* [DATASET RECORDS]
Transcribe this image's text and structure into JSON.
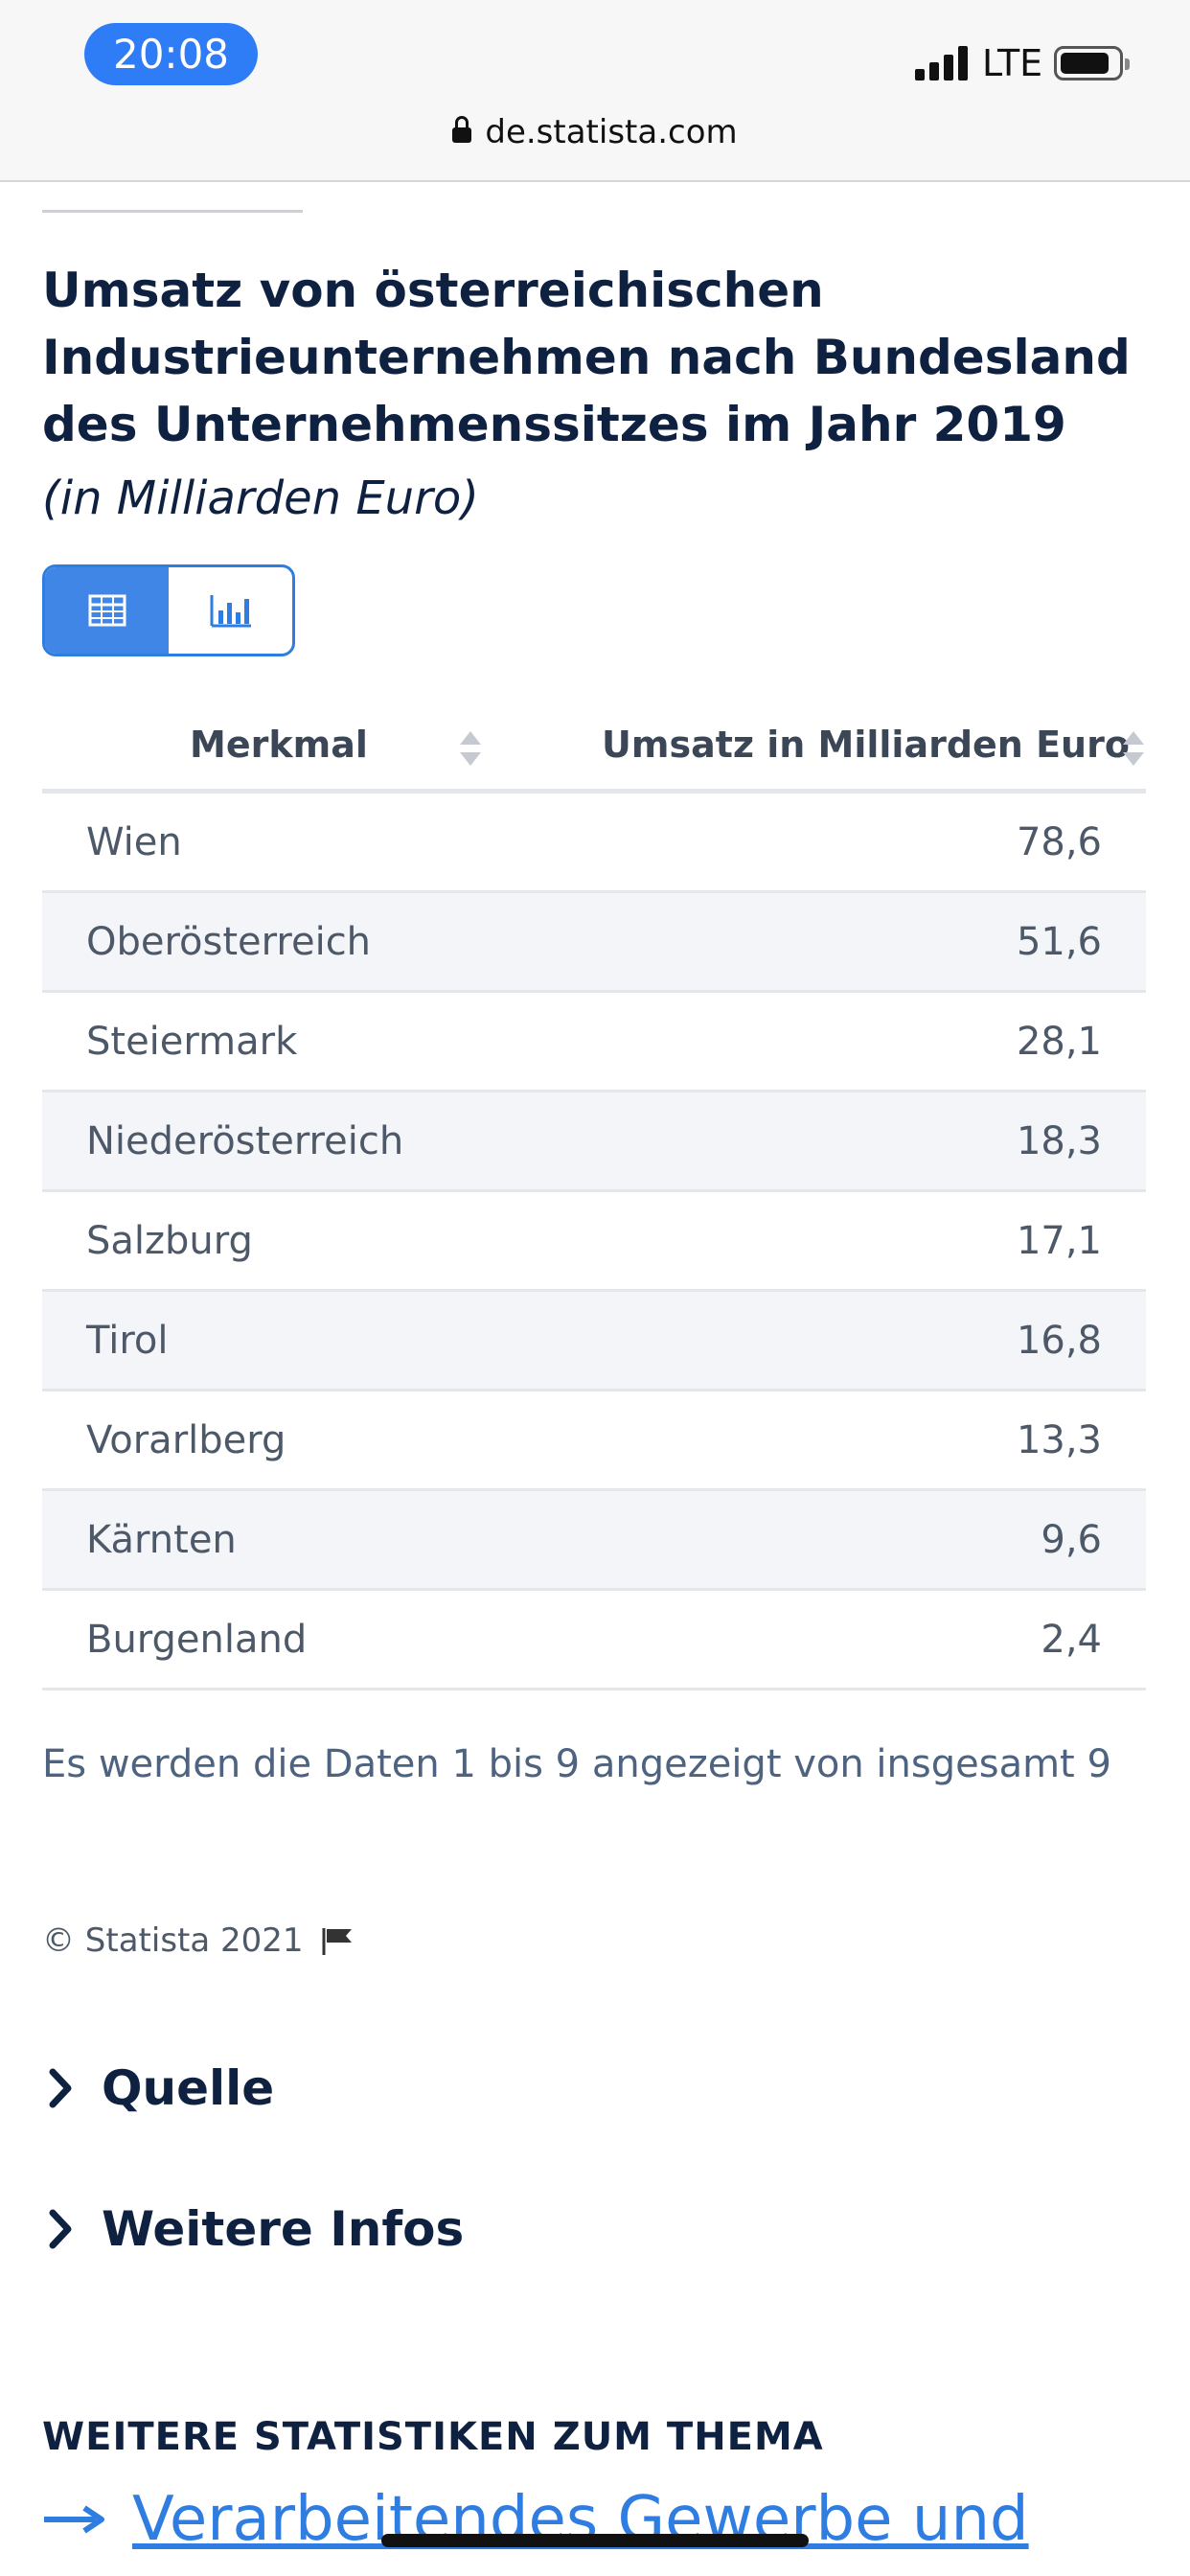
{
  "status_bar": {
    "time": "20:08",
    "network": "LTE",
    "icons": [
      "signal-icon",
      "battery-icon"
    ]
  },
  "browser": {
    "url": "de.statista.com",
    "icons": [
      "lock-icon"
    ]
  },
  "statistic": {
    "title": "Umsatz von österreichischen Industrieunternehmen nach Bundesland des Unternehmenssitzes im Jahr 2019",
    "subtitle": "(in Milliarden Euro)",
    "view_toggle": {
      "options": [
        "table-view-icon",
        "chart-view-icon"
      ],
      "active": "table-view-icon"
    },
    "table": {
      "columns": [
        "Merkmal",
        "Umsatz in Milliarden Euro"
      ],
      "rows": [
        {
          "label": "Wien",
          "value": "78,6"
        },
        {
          "label": "Oberösterreich",
          "value": "51,6"
        },
        {
          "label": "Steiermark",
          "value": "28,1"
        },
        {
          "label": "Niederösterreich",
          "value": "18,3"
        },
        {
          "label": "Salzburg",
          "value": "17,1"
        },
        {
          "label": "Tirol",
          "value": "16,8"
        },
        {
          "label": "Vorarlberg",
          "value": "13,3"
        },
        {
          "label": "Kärnten",
          "value": "9,6"
        },
        {
          "label": "Burgenland",
          "value": "2,4"
        }
      ]
    },
    "info_text": "Es werden die Daten 1 bis 9 angezeigt von insgesamt 9",
    "copyright": "© Statista 2021"
  },
  "accordions": [
    {
      "label": "Quelle"
    },
    {
      "label": "Weitere Infos"
    }
  ],
  "related": {
    "heading": "WEITERE STATISTIKEN ZUM THEMA",
    "link_text": "Verarbeitendes Gewerbe und"
  },
  "colors": {
    "accent": "#2f7de1",
    "title": "#0f2141",
    "row_alt": "#f3f5f8",
    "time_pill": "#2f7df6"
  }
}
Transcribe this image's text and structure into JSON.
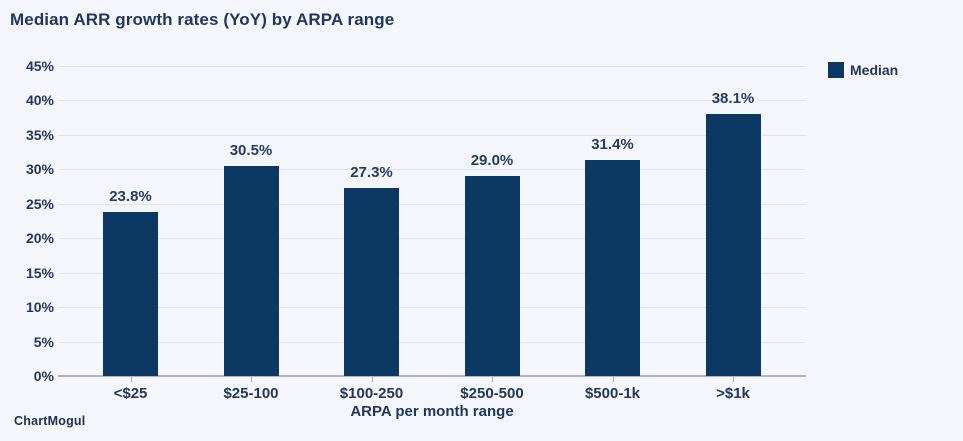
{
  "header": {
    "title": "Median ARR growth rates (YoY) by ARPA range"
  },
  "legend": {
    "label": "Median",
    "color": "#0c3963"
  },
  "footer": {
    "brand": "ChartMogul"
  },
  "chart_data": {
    "type": "bar",
    "title": "Median ARR growth rates (YoY) by ARPA range",
    "categories": [
      "<$25",
      "$25-100",
      "$100-250",
      "$250-500",
      "$500-1k",
      ">$1k"
    ],
    "series": [
      {
        "name": "Median",
        "values": [
          23.8,
          30.5,
          27.3,
          29.0,
          31.4,
          38.1
        ]
      }
    ],
    "value_labels": [
      "23.8%",
      "30.5%",
      "27.3%",
      "29.0%",
      "31.4%",
      "38.1%"
    ],
    "xlabel": "ARPA per month range",
    "ylabel": "",
    "ylim": [
      0,
      45
    ],
    "ytick_step": 5,
    "ytick_labels": [
      "0%",
      "5%",
      "10%",
      "15%",
      "20%",
      "25%",
      "30%",
      "35%",
      "40%",
      "45%"
    ],
    "grid": true,
    "legend_position": "top-right",
    "bar_color": "#0c3963",
    "background_color": "#f5f6fb"
  }
}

* [WHAT NEEDS TO BE DONE] Copy every line of the listing that contains the word "Euro".

* [SOLUTION TO THE PROBLEM]
    "subtitle": "(in Milliarden Euro)",
        "Umsatz in Milliarden Euro"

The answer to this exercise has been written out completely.